# 作業指示:
a. 課題本文の「ROE(自己資本利益率):親」から下の「期比6百万円、9.7%増)となりました。」までを、「営業利益」を「営業損益」に置き換えて書き写しなさい。
b. 課題本文によれば、ROEの分子と分母はそれぞれ何か。また、各指標はどの財務数値を用いて計算されているか。一〜三文で説明しなさい。

# 課題本文:

--*--

ROE(自己資本利益率):親会社株主に帰属する当期純利益/((期首自己資本+期末自己資本)÷2)

※ 各指標は、いずれも連結ベースの財務数値により計算しております。

 

e.セグメントごとの財政状態及び経営成績の状況に関する認識及び分析・検討内容

 日本における外部顧客に対する売上高は6,389百万円(前年同期比88百万円、1.4%増)、営業利益は1,248百万円(前年同期比126百万円、11.2%増)となりました。米国における外部顧客に対する売上高は5,752百万円(前年同期比914百万円、18.9%増)、営業利益は889百万円(前年同期比287百万円、47.7%増)となりました。オランダにおける外部顧客に対する売上高は1,478百万円(前年同期比167百万円、12.8%増)、営業利益は147百万円(前年同期比84百万円、135.8%増)となりました。中国における外部顧客に対する売上高は797百万円(前年同期比△150百万円、15.9%減)、営業利益は63百万円(前年同期比△38百万円、37.5%減)となりました。タイにおける外部顧客に対する売上高は335百万円(前年同期比16百万円、5.2%増)、営業利益は74百万円(前年同期比6百万円、9.7%増)となりました。

--*--

# 行データ:
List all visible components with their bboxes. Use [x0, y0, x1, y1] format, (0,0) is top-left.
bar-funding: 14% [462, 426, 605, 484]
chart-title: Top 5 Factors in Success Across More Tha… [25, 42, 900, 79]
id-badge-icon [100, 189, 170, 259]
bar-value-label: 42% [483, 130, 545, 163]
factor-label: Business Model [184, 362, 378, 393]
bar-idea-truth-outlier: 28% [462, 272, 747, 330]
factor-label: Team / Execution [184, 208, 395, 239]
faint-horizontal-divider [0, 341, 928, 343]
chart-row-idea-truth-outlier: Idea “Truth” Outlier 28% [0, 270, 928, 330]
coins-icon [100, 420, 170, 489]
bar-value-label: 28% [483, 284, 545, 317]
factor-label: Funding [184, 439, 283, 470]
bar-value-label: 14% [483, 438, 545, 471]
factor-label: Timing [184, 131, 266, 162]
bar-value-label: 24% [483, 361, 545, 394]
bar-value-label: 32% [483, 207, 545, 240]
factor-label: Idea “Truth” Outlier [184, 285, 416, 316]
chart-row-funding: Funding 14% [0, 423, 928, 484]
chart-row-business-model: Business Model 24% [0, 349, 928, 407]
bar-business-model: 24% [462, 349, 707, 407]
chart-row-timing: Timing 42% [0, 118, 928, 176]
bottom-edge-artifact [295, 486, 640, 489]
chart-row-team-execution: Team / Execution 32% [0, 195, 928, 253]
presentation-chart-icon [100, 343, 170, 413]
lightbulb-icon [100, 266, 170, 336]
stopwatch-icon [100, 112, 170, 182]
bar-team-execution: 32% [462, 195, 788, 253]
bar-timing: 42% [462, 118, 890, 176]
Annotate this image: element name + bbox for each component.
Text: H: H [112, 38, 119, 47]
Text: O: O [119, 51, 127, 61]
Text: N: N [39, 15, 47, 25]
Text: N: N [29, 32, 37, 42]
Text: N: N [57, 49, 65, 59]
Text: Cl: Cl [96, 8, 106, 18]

--*--

# 課題別解答:
a.
ROE(自己資本利益率):親会社株主に帰属する当期純利益/((期首自己資本+期末自己資本)÷2)

※ 各指標は、いずれも連結ベースの財務数値により計算しております。

 

e.セグメントごとの財政状態及び経営成績の状況に関する認識及び分析・検討内容

 日本における外部顧客に対する売上高は6,389百万円(前年同期比88百万円、1.4%増)、営業損益は1,248百万円(前年同期比126百万円、11.2%増)となりました。米国における外部顧客に対する売上高は5,752百万円(前年同期比914百万円、18.9%増)、営業損益は889百万円(前年同期比287百万円、47.7%増)となりました。オランダにおける外部顧客に対する売上高は1,478百万円(前年同期比167百万円、12.8%増)、営業損益は147百万円(前年同期比84百万円、135.8%増)となりました。中国における外部顧客に対する売上高は797百万円(前年同期比△150百万円、15.9%減)、営業損益は63百万円(前年同期比△38百万円、37.5%減)となりました。タイにおける外部顧客に対する売上高は335百万円(前年同期比16百万円、5.2%増)、営業損益は74百万円(前年同期比6百万円、9.7%増)となりました。

b. ROEの分子は親会社株主に帰属する当期純利益であり、分母は期首自己資本と期末自己資本を足して2で割った値である。各指標はいずれも連結ベースの財務数値により計算されている。